== Segment start ==

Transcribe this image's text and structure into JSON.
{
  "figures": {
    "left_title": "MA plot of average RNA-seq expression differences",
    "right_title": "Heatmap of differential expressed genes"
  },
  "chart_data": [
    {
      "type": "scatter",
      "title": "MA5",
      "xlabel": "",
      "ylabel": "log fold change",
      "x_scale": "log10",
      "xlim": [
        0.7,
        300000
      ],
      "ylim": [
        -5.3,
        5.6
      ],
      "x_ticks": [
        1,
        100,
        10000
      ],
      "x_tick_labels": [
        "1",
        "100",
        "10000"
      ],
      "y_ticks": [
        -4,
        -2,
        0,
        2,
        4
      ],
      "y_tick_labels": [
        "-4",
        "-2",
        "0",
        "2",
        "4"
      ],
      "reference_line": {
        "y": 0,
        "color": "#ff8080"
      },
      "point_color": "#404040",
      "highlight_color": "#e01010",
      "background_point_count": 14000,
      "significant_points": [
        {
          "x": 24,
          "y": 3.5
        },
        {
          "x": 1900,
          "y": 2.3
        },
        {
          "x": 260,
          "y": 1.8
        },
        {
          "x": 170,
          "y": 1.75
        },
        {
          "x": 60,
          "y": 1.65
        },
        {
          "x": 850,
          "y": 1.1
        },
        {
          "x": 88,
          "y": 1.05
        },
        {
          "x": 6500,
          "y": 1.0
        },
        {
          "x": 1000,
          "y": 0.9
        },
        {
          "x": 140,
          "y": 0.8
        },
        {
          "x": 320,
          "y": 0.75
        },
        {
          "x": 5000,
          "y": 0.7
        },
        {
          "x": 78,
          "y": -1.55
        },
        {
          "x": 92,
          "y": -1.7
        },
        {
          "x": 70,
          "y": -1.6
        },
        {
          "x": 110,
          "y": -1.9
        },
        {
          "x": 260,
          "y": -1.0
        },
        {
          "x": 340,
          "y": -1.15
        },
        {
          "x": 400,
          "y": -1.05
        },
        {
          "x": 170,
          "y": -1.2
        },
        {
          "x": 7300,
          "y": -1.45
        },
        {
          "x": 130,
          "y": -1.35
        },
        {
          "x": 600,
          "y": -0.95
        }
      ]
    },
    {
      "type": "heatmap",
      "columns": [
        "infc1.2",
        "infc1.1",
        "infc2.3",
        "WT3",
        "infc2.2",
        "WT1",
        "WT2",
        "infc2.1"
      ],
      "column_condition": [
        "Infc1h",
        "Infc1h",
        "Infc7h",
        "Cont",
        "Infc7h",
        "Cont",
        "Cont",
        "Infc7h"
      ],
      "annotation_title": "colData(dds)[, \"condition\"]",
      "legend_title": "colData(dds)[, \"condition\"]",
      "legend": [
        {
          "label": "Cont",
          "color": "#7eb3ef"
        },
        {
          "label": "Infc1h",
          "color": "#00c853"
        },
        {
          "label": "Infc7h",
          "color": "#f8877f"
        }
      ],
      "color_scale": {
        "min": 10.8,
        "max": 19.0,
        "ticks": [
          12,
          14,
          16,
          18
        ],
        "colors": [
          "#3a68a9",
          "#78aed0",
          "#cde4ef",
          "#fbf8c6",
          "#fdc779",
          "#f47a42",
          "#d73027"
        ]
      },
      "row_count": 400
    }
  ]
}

== Segment end ==

▸ **TASK DIRECTIONS**
This task calls for every entry above to be transcribed exactly.

▸ **EXERCISE RESPONSE**
Transcribe this image's text and structure into JSON.
{
  "figures": {
    "left_title": "MA plot of average RNA-seq expression differences",
    "right_title": "Heatmap of differential expressed genes"
  },
  "chart_data": [
    {
      "type": "scatter",
      "title": "MA5",
      "xlabel": "",
      "ylabel": "log fold change",
      "x_scale": "log10",
      "xlim": [
        0.7,
        300000
      ],
      "ylim": [
        -5.3,
        5.6
      ],
      "x_ticks": [
        1,
        100,
        10000
      ],
      "x_tick_labels": [
        "1",
        "100",
        "10000"
      ],
      "y_ticks": [
        -4,
        -2,
        0,
        2,
        4
      ],
      "y_tick_labels": [
        "-4",
        "-2",
        "0",
        "2",
        "4"
      ],
      "reference_line": {
        "y": 0,
        "color": "#ff8080"
      },
      "point_color": "#404040",
      "highlight_color": "#e01010",
      "background_point_count": 14000,
      "significant_points": [
        {
          "x": 24,
          "y": 3.5
        },
        {
          "x": 1900,
          "y": 2.3
        },
        {
          "x": 260,
          "y": 1.8
        },
        {
          "x": 170,
          "y": 1.75
        },
        {
          "x": 60,
          "y": 1.65
        },
        {
          "x": 850,
          "y": 1.1
        },
        {
          "x": 88,
          "y": 1.05
        },
        {
          "x": 6500,
          "y": 1.0
        },
        {
          "x": 1000,
          "y": 0.9
        },
        {
          "x": 140,
          "y": 0.8
        },
        {
          "x": 320,
          "y": 0.75
        },
        {
          "x": 5000,
          "y": 0.7
        },
        {
          "x": 78,
          "y": -1.55
        },
        {
          "x": 92,
          "y": -1.7
        },
        {
          "x": 70,
          "y": -1.6
        },
        {
          "x": 110,
          "y": -1.9
        },
        {
          "x": 260,
          "y": -1.0
        },
        {
          "x": 340,
          "y": -1.15
        },
        {
          "x": 400,
          "y": -1.05
        },
        {
          "x": 170,
          "y": -1.2
        },
        {
          "x": 7300,
          "y": -1.45
        },
        {
          "x": 130,
          "y": -1.35
        },
        {
          "x": 600,
          "y": -0.95
        }
      ]
    },
    {
      "type": "heatmap",
      "columns": [
        "infc1.2",
        "infc1.1",
        "infc2.3",
        "WT3",
        "infc2.2",
        "WT1",
        "WT2",
        "infc2.1"
      ],
      "column_condition": [
        "Infc1h",
        "Infc1h",
        "Infc7h",
        "Cont",
        "Infc7h",
        "Cont",
        "Cont",
        "Infc7h"
      ],
      "annotation_title": "colData(dds)[, \"condition\"]",
      "legend_title": "colData(dds)[, \"condition\"]",
      "legend": [
        {
          "label": "Cont",
          "color": "#7eb3ef"
        },
        {
          "label": "Infc1h",
          "color": "#00c853"
        },
        {
          "label": "Infc7h",
          "color": "#f8877f"
        }
      ],
      "color_scale": {
        "min": 10.8,
        "max": 19.0,
        "ticks": [
          12,
          14,
          16,
          18
        ],
        "colors": [
          "#3a68a9",
          "#78aed0",
          "#cde4ef",
          "#fbf8c6",
          "#fdc779",
          "#f47a42",
          "#d73027"
        ]
      },
      "row_count": 400
    }
  ]
}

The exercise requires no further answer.